> _Records for this exercise_:
+++
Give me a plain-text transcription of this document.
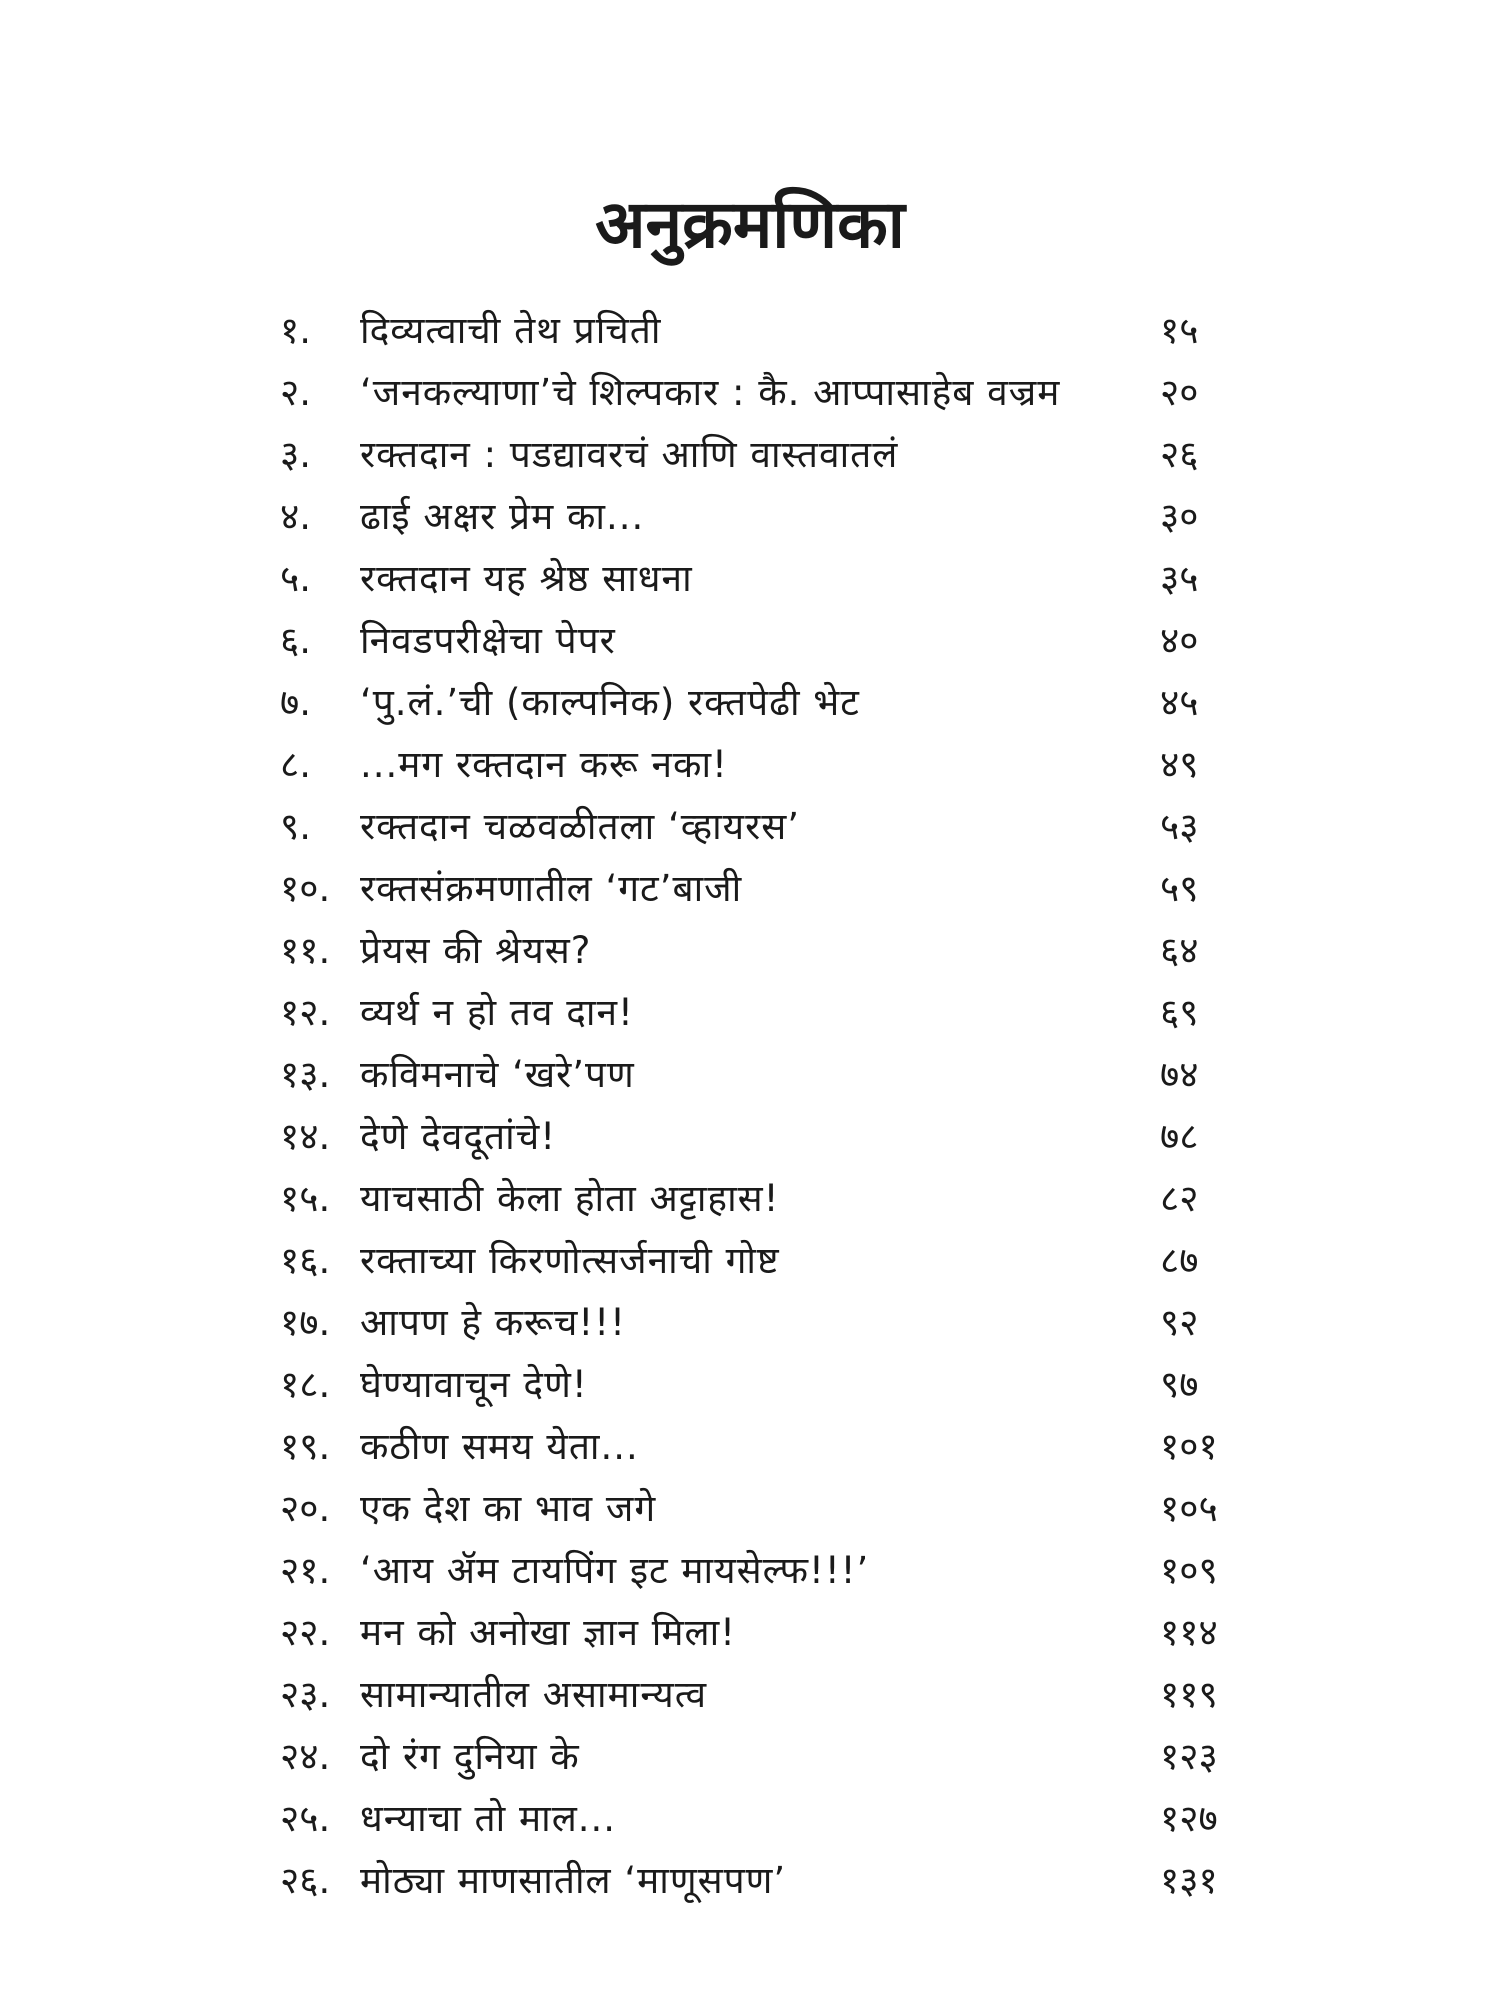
अनुक्रमणिका
१. दिव्यत्वाची तेथ प्रचिती	१५
२. ‘जनकल्याणा’चे शिल्पकार : कै. आप्पासाहेब वज्रम	२०
३. रक्तदान : पडद्यावरचं आणि वास्तवातलं	२६
४. ढाई अक्षर प्रेम का...	३०
५. रक्तदान यह श्रेष्ठ साधना	३५
६. निवडपरीक्षेचा पेपर	४०
७. ‘पु.लं.’ची (काल्पनिक) रक्तपेढी भेट	४५
८. ...मग रक्तदान करू नका!	४९
९. रक्तदान चळवळीतला ‘व्हायरस’	५३
१०. रक्तसंक्रमणातील ‘गट’बाजी	५९
११. प्रेयस की श्रेयस?	६४
१२. व्यर्थ न हो तव दान!	६९
१३. कविमनाचे ‘खरे’पण	७४
१४. देणे देवदूतांचे!	७८
१५. याचसाठी केला होता अट्टाहास!	८२
१६. रक्ताच्या किरणोत्सर्जनाची गोष्ट	८७
१७. आपण हे करूच!!!	९२
१८. घेण्यावाचून देणे!	९७
१९. कठीण समय येता...	१०१
२०. एक देश का भाव जगे	१०५
२१. ‘आय ॲम टायपिंग इट मायसेल्फ!!!’	१०९
२२. मन को अनोखा ज्ञान मिला!	११४
२३. सामान्यातील असामान्यत्व	११९
२४. दो रंग दुनिया के	१२३
२५. धन्याचा तो माल...	१२७
२६. मोठ्या माणसातील ‘माणूसपण’	१३१
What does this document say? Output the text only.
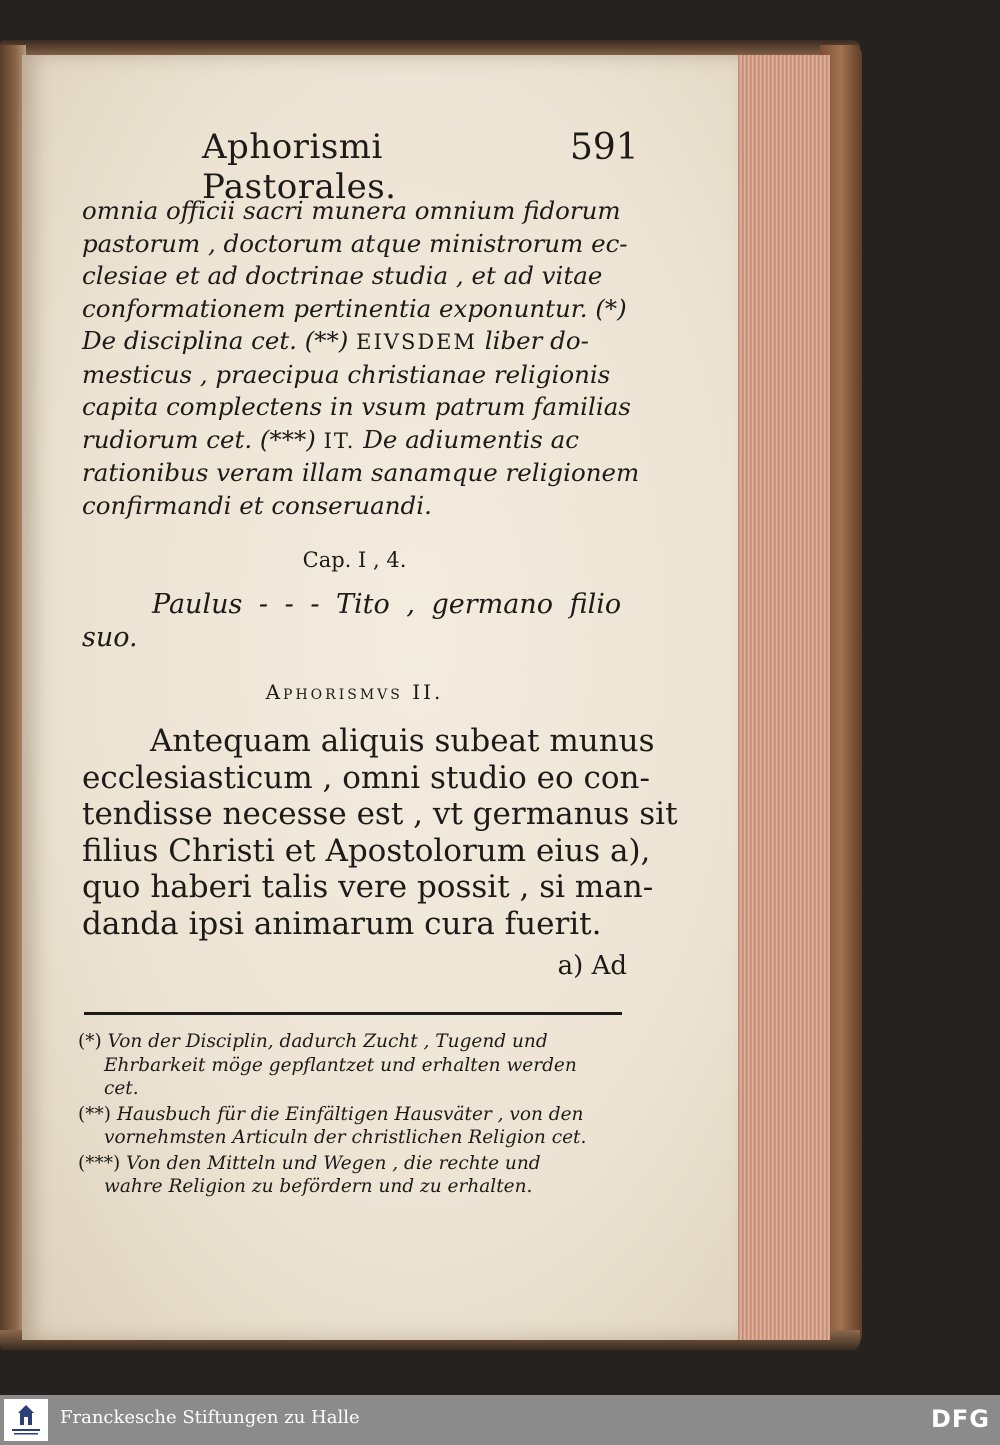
Aphorismi Pastorales.
591
omnia officii sacri munera omnium fidorum
pastorum , doctorum atque ministrorum ec-
clesiae et ad doctrinae studia , et ad vitae
conformationem pertinentia exponuntur. (*)
De disciplina cet. (**) EIVSDEM liber do-
mesticus , praecipua christianae religionis
capita complectens in vsum patrum familias
rudiorum cet. (***) IT. De adiumentis ac
rationibus veram illam sanamque religionem
confirmandi et conseruandi.
Cap. I , 4.
Paulus - - - Tito , germano filio
suo.
Aphorismvs II.
Antequam aliquis subeat munus
ecclesiasticum , omni studio eo con-
tendisse necesse est , vt germanus sit
filius Christi et Apostolorum eius a),
quo haberi talis vere possit , si man-
danda ipsi animarum cura fuerit.
a) Ad
(*) Von der Disciplin, dadurch Zucht , Tugend und
Ehrbarkeit möge gepflantzet und erhalten werden
cet.
(**) Hausbuch für die Einfältigen Hausväter , von den
vornehmsten Articuln der christlichen Religion cet.
(***) Von den Mitteln und Wegen , die rechte und
wahre Religion zu befördern und zu erhalten.
Franckesche Stiftungen zu Halle	DFG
+++
> _Given request_: Extract each line holding the string "document".

> _Result_:
Give me a plain-text transcription of this document.
What does this document say? Output the text only.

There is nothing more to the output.